[Source data]

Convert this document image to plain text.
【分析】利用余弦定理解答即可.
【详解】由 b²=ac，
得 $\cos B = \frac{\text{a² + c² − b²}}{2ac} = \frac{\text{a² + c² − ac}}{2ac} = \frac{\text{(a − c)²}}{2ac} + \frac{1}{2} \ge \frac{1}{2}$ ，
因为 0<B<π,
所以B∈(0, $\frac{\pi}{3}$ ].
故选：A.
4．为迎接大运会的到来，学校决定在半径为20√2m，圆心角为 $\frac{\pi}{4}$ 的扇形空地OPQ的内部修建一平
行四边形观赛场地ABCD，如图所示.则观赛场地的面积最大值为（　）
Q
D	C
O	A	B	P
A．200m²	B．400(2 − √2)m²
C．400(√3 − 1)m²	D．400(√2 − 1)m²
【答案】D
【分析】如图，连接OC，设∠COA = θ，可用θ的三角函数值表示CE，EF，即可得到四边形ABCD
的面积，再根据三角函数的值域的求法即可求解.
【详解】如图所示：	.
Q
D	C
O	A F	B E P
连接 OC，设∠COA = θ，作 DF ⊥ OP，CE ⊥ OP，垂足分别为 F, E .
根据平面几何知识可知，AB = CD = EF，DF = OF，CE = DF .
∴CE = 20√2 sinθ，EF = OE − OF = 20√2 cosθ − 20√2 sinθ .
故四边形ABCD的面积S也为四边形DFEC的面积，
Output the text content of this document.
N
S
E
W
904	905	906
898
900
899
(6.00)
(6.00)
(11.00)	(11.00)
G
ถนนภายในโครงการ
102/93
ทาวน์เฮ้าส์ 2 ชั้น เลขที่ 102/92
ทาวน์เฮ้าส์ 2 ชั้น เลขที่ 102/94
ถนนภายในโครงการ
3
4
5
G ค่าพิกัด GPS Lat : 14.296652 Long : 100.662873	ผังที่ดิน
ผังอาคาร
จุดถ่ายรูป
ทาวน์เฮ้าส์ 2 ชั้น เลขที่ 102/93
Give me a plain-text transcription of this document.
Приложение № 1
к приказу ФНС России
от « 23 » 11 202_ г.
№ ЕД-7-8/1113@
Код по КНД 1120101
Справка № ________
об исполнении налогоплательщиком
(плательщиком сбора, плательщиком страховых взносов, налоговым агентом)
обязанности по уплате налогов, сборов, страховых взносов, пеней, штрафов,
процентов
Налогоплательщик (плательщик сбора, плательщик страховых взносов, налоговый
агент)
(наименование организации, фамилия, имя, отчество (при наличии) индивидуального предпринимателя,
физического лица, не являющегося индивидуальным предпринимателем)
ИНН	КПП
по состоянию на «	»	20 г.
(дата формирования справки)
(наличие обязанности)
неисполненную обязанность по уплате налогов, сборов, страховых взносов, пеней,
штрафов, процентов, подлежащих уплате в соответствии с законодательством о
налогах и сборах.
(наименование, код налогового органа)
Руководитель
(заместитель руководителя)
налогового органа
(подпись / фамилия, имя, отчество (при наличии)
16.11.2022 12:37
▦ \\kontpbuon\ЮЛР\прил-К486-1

### Stated goal
Select every line in the records above that contains the word "обязанности".

### Answer to the problem
обязанности по уплате налогов, сборов, страховых взносов, пеней, штрафов,
(наличие обязанности)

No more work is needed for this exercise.